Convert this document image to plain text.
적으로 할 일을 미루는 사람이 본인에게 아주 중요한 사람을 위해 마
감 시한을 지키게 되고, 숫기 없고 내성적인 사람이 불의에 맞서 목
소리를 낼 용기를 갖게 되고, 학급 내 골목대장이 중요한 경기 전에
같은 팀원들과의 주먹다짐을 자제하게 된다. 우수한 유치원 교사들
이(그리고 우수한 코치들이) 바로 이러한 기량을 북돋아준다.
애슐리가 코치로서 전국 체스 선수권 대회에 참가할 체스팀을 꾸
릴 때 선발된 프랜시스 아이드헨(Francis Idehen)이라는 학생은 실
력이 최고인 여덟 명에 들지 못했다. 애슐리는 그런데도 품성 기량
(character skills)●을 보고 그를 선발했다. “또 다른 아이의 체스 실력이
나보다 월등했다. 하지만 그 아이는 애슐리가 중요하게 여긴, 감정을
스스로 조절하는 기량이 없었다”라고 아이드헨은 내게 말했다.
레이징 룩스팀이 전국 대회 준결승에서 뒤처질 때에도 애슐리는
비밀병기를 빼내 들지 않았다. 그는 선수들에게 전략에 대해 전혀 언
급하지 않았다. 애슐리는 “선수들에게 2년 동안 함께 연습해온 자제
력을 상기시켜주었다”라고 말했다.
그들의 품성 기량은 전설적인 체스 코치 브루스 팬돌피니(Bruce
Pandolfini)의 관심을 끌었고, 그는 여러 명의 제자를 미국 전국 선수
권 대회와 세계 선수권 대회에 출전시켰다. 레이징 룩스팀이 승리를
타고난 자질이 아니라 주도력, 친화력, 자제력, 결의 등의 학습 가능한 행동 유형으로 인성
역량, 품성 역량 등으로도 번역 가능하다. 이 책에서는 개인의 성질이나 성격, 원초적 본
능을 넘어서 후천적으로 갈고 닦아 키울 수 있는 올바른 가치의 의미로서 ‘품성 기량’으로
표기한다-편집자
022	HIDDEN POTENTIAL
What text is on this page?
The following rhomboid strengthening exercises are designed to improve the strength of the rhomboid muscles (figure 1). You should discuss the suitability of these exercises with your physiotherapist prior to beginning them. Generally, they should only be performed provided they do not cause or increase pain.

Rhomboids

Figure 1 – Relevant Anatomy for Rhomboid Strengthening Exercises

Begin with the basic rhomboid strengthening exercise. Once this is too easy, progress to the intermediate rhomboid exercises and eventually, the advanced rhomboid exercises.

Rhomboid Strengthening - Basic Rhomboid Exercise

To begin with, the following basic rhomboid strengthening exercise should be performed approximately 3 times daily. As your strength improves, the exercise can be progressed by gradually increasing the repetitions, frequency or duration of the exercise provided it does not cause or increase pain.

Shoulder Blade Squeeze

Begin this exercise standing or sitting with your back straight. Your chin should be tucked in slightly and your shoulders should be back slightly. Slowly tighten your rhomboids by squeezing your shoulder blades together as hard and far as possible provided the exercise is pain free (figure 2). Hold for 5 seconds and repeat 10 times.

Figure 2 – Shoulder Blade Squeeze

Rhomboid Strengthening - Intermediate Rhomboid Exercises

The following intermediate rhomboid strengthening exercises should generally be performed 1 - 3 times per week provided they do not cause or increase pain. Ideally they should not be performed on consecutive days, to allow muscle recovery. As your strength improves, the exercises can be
+===+
** AIM OF THE EXERCISE **
Transcribe each record exactly. Leave nothing out.

** FINISHED ANSWER **
Convert this document image to plain text.
적으로 할 일을 미루는 사람이 본인에게 아주 중요한 사람을 위해 마
감 시한을 지키게 되고, 숫기 없고 내성적인 사람이 불의에 맞서 목
소리를 낼 용기를 갖게 되고, 학급 내 골목대장이 중요한 경기 전에
같은 팀원들과의 주먹다짐을 자제하게 된다. 우수한 유치원 교사들
이(그리고 우수한 코치들이) 바로 이러한 기량을 북돋아준다.
애슐리가 코치로서 전국 체스 선수권 대회에 참가할 체스팀을 꾸
릴 때 선발된 프랜시스 아이드헨(Francis Idehen)이라는 학생은 실
력이 최고인 여덟 명에 들지 못했다. 애슐리는 그런데도 품성 기량
(character skills)●을 보고 그를 선발했다. “또 다른 아이의 체스 실력이
나보다 월등했다. 하지만 그 아이는 애슐리가 중요하게 여긴, 감정을
스스로 조절하는 기량이 없었다”라고 아이드헨은 내게 말했다.
레이징 룩스팀이 전국 대회 준결승에서 뒤처질 때에도 애슐리는
비밀병기를 빼내 들지 않았다. 그는 선수들에게 전략에 대해 전혀 언
급하지 않았다. 애슐리는 “선수들에게 2년 동안 함께 연습해온 자제
력을 상기시켜주었다”라고 말했다.
그들의 품성 기량은 전설적인 체스 코치 브루스 팬돌피니(Bruce
Pandolfini)의 관심을 끌었고, 그는 여러 명의 제자를 미국 전국 선수
권 대회와 세계 선수권 대회에 출전시켰다. 레이징 룩스팀이 승리를
타고난 자질이 아니라 주도력, 친화력, 자제력, 결의 등의 학습 가능한 행동 유형으로 인성
역량, 품성 역량 등으로도 번역 가능하다. 이 책에서는 개인의 성질이나 성격, 원초적 본
능을 넘어서 후천적으로 갈고 닦아 키울 수 있는 올바른 가치의 의미로서 ‘품성 기량’으로
표기한다-편집자
022	HIDDEN POTENTIAL
What text is on this page?
The following rhomboid strengthening exercises are designed to improve the strength of the rhomboid muscles (figure 1). You should discuss the suitability of these exercises with your physiotherapist prior to beginning them. Generally, they should only be performed provided they do not cause or increase pain.

Rhomboids

Figure 1 – Relevant Anatomy for Rhomboid Strengthening Exercises

Begin with the basic rhomboid strengthening exercise. Once this is too easy, progress to the intermediate rhomboid exercises and eventually, the advanced rhomboid exercises.

Rhomboid Strengthening - Basic Rhomboid Exercise

To begin with, the following basic rhomboid strengthening exercise should be performed approximately 3 times daily. As your strength improves, the exercise can be progressed by gradually increasing the repetitions, frequency or duration of the exercise provided it does not cause or increase pain.

Shoulder Blade Squeeze

Begin this exercise standing or sitting with your back straight. Your chin should be tucked in slightly and your shoulders should be back slightly. Slowly tighten your rhomboids by squeezing your shoulder blades together as hard and far as possible provided the exercise is pain free (figure 2). Hold for 5 seconds and repeat 10 times.

Figure 2 – Shoulder Blade Squeeze

Rhomboid Strengthening - Intermediate Rhomboid Exercises

The following intermediate rhomboid strengthening exercises should generally be performed 1 - 3 times per week provided they do not cause or increase pain. Ideally they should not be performed on consecutive days, to allow muscle recovery. As your strength improves, the exercises can be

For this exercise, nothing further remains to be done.